Monster’s Ball turns this unlikely encounter into a signal to all of us — about what it will take, what we’ll have to jettison and what we’ll have to embrace, before we can love each other like humans, not “blacks” and “whites.” And the film’s ultimate message concerns everyday relations, not just erotic ones.

There’s a similar yearning in Far from Heaven, Todd Haynes’ homage to the look and feel of Douglas Sirk’s ’50s melodramas (particularly 1959’s Imitation of Life) in which we get an eerie flashback to America under apartheid. But desire this time gets trapped in that straitjacket of manners and taboos known as the Eisenhower years. Though there’s barely more than the threat of violence in Far from Heaven, its race-crossed wishful lovers, Cathy and Raymond (played brilliantly by Julianne Moore and Dennis Haysbert), are tragic figures in a banally segregationist Connecticut, a place that would have fascinated Kafka with its just-below-the-surface nightmare of constraint.

As we watch ’50s racism in 2003, a strange mixture of awe and embarrassment fills the theater. When a well-dressed white man on the street yells at Raymond to back away from Cathy, calling him “boy” and staring him down until the black man complies, we see how little such distinctions as “liberal North” and “segregationist South” really meant at the time. And we understand how little it matters that Cathy and Raymond seem eminently suited to each other, because no one can imagine them working this “little problem” out.

Sirk had a way with tragic melodrama and made all the parts of his productions — from screenplay to acting to cinematography — fit together like a shiny Buick from Hollywood that took us on a ride through fields of impossibility. Haynes’ similar attention to all the details — right down to matching the colors of women’s dresses to those of the autumn New England landscape — re-creates a world in which everything has its place and the rules are never broken … or else.
-- -- --
THE TASKS
a) In the film review, swap "jettison" for "discard" and write out again the part that opens with "Monster’s Ball turns" and closes with "just erotic ones.".
b) According to the film review, which actors play Cathy and Raymond in Far from Heaven?
c) Translate this sentence from the film review into Spanish: "As we watch ’50s racism in 2003, a strange mixture of awe and embarrassment fills the theater."
The entries after this point come from a separate source.
-- -- --
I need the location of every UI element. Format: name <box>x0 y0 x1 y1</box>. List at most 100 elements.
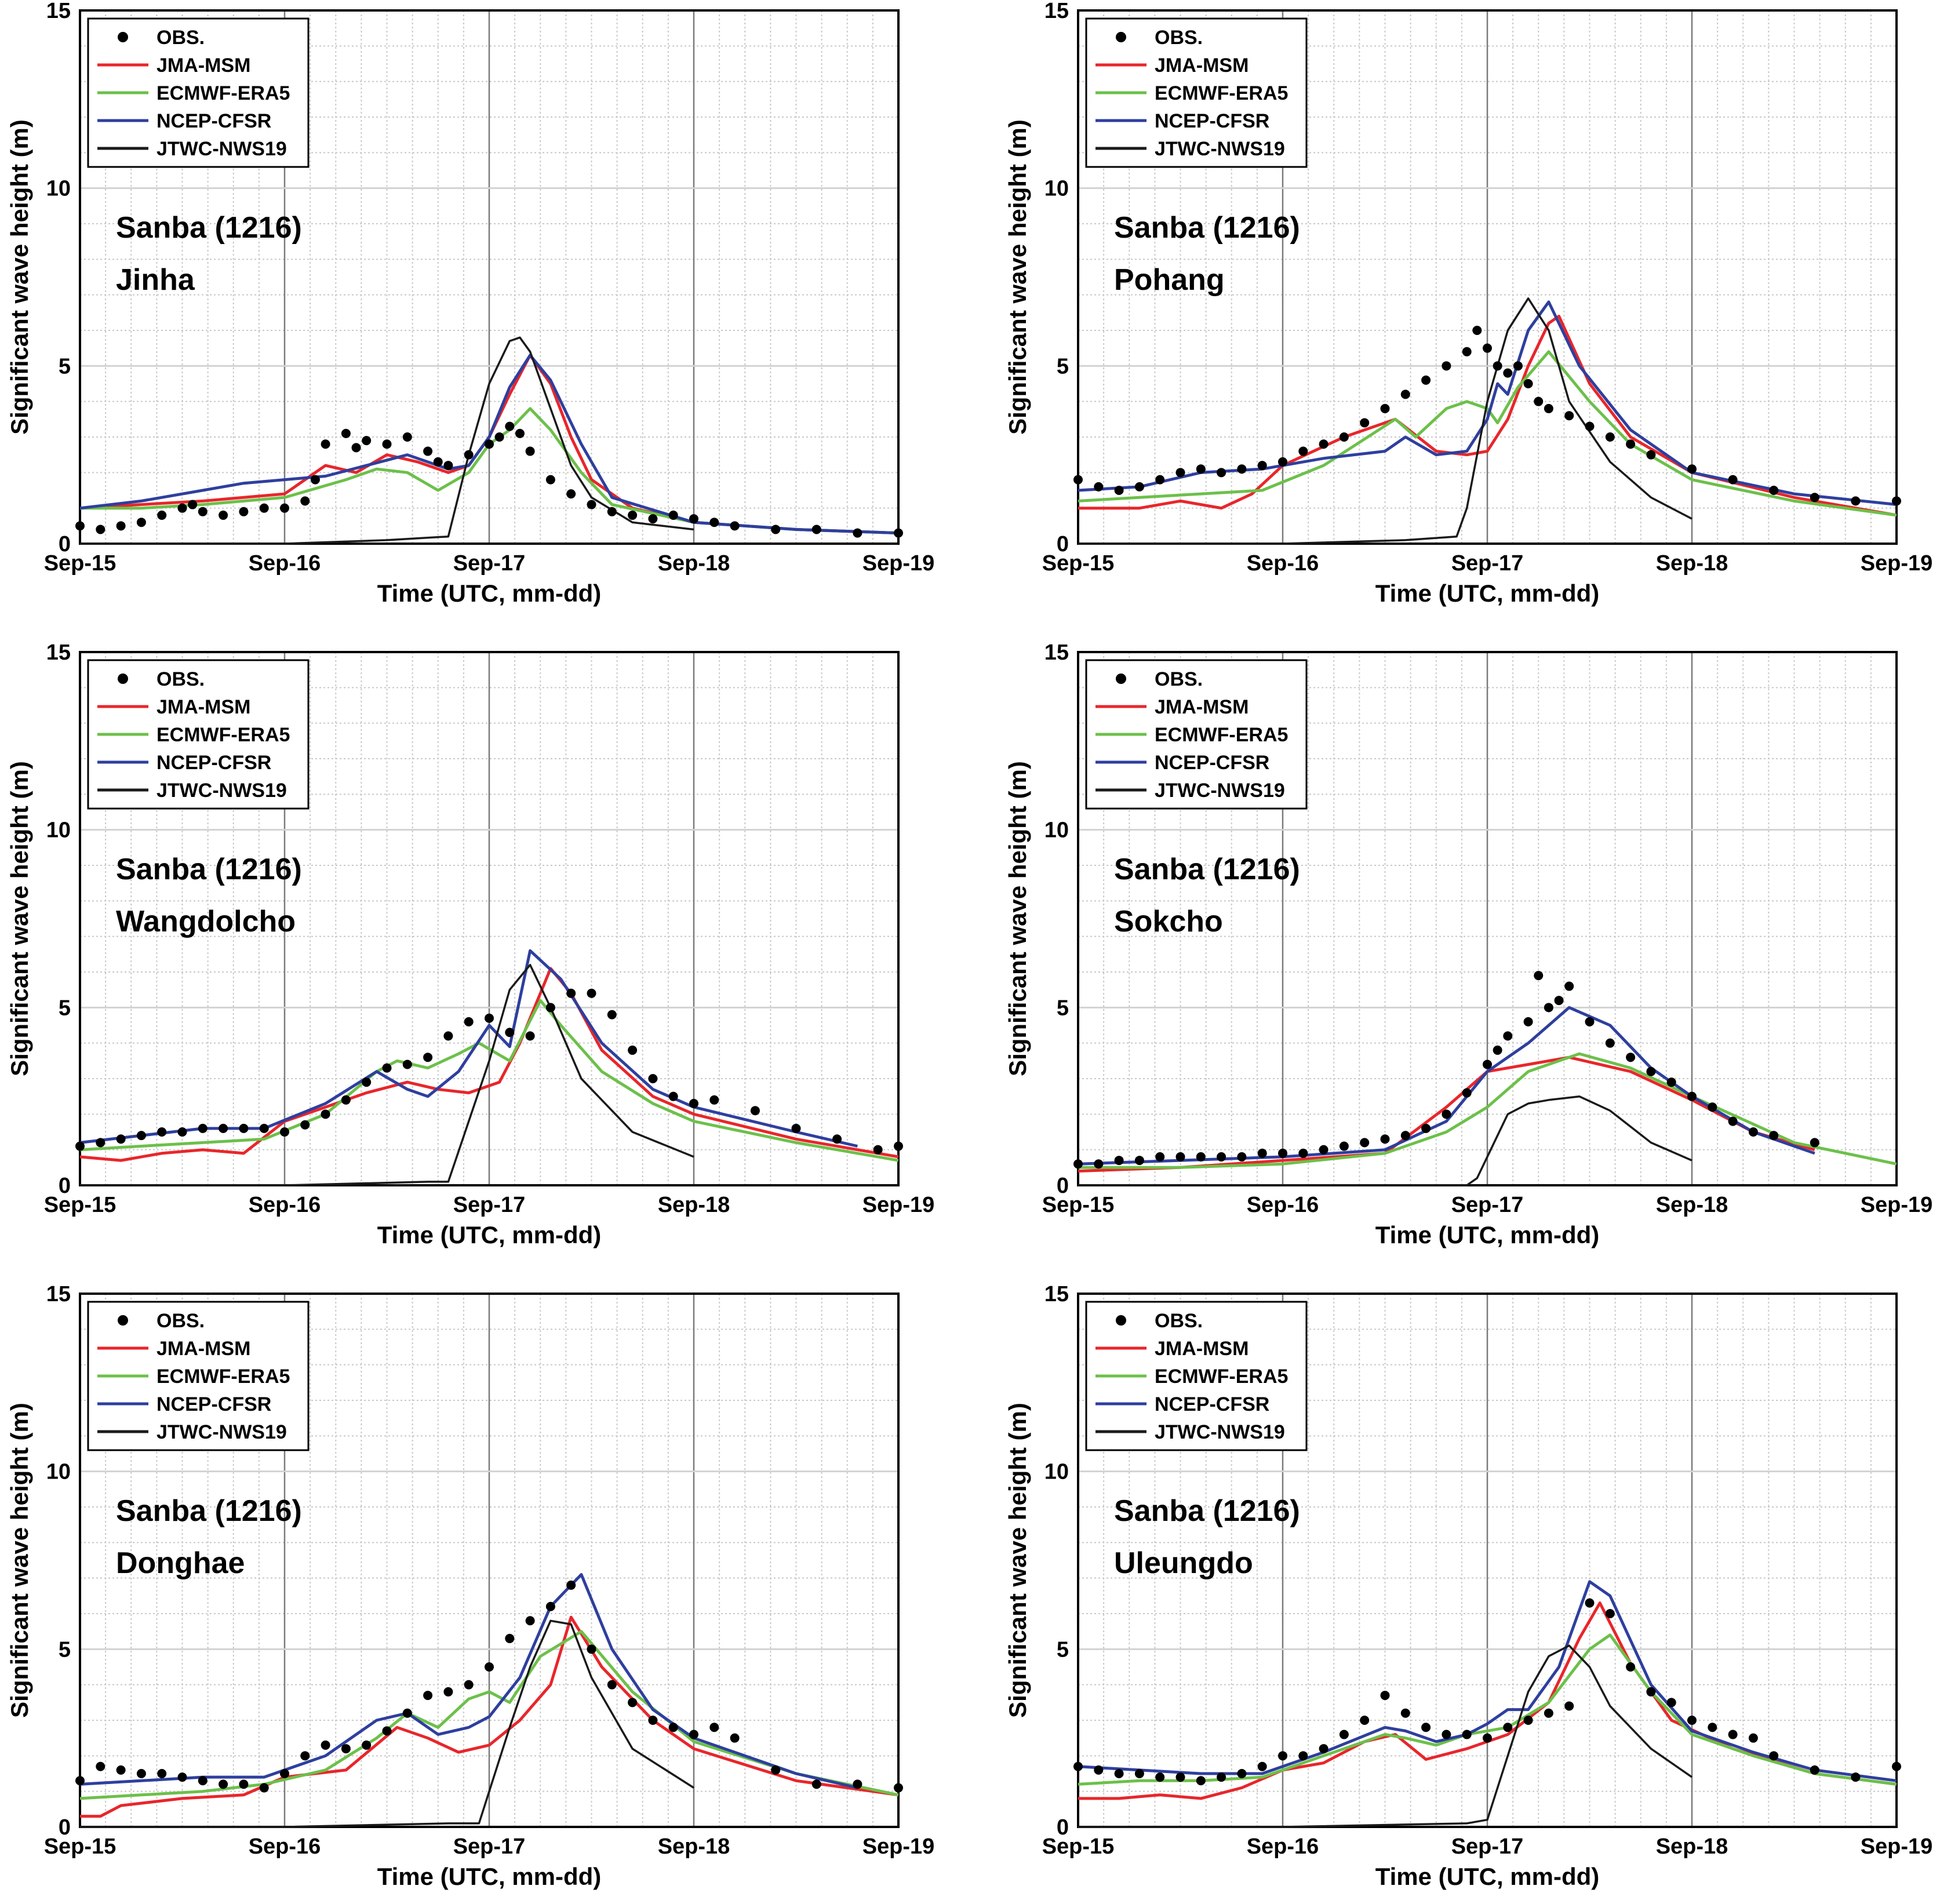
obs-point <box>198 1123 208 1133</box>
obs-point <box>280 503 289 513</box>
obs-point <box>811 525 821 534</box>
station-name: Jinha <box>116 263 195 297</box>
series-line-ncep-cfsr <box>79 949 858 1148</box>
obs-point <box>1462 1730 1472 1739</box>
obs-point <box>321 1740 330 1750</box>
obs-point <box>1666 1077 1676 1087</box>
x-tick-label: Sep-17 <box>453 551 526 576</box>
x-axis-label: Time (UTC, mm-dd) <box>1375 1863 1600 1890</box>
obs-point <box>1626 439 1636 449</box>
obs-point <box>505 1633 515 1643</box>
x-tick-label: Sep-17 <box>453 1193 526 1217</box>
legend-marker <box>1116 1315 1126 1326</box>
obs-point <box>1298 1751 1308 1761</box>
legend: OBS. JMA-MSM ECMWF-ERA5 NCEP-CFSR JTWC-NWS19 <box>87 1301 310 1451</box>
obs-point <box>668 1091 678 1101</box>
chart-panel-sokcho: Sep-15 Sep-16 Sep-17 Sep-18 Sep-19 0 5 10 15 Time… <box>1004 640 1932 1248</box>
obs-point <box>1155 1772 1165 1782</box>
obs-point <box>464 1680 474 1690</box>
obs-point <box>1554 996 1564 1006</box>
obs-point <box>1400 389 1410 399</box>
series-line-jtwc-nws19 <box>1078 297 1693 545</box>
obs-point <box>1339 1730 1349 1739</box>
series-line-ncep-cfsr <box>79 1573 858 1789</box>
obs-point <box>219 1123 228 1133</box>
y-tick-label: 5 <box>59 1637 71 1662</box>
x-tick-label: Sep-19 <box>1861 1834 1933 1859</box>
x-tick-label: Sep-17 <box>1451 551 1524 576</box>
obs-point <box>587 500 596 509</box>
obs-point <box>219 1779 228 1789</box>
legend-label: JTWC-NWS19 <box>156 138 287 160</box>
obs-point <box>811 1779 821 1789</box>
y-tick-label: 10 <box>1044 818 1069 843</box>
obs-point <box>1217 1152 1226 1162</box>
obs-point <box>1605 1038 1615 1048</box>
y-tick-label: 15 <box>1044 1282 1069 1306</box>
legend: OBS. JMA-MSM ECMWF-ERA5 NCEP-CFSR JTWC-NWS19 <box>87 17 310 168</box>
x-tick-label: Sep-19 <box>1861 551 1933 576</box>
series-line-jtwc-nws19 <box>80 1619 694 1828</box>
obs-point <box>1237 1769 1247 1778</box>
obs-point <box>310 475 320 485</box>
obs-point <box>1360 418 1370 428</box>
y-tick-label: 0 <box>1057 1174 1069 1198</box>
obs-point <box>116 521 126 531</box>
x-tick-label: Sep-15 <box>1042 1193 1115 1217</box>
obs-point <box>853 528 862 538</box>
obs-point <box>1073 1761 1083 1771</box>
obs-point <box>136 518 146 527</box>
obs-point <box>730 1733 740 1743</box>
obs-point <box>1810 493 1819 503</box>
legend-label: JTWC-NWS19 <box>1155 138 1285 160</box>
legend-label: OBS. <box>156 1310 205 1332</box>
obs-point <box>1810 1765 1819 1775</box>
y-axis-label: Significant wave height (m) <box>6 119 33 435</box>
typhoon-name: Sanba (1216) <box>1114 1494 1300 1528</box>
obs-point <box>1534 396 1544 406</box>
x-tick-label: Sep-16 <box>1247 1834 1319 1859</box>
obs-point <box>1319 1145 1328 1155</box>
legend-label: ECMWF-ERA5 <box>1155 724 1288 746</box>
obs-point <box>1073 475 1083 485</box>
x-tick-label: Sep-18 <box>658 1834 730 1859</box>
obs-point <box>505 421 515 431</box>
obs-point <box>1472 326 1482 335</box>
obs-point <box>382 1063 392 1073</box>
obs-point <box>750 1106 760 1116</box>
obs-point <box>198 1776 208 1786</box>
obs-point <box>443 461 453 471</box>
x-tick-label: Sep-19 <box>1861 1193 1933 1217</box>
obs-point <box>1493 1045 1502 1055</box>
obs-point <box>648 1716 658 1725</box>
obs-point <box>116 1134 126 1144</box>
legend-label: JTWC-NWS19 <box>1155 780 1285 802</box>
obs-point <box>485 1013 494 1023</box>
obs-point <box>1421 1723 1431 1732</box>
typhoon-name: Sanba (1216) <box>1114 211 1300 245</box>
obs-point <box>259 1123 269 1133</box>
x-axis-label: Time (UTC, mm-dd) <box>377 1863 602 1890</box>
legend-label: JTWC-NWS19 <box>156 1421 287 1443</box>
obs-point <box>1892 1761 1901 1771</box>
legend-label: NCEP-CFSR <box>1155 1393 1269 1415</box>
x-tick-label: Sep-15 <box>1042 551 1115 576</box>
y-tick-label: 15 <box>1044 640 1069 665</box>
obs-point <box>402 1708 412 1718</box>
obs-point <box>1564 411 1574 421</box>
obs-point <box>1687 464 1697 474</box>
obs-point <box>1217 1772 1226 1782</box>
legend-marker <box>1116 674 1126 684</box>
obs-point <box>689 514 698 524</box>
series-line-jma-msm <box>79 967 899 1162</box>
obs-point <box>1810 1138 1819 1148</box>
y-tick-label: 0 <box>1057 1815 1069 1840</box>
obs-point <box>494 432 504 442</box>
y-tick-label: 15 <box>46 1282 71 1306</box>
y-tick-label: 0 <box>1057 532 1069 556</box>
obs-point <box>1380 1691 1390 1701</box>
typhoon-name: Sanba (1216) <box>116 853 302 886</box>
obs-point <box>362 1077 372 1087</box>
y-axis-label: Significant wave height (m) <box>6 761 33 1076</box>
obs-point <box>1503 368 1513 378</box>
-- -- --
EXPECTED RESULTS
a)
Monster’s Ball turns this unlikely encounter into a signal to all of us — about what it will take, what we’ll have to discard and what we’ll have to embrace, before we can love each other like humans, not “blacks” and “whites.” And the film’s ultimate message concerns everyday relations, not just erotic ones.

b) Julianne Moore and Dennis Haysbert.

c) Mientras vemos el racismo de los años cincuenta en 2003, una extraña mezcla de asombro y vergüenza llena la sala.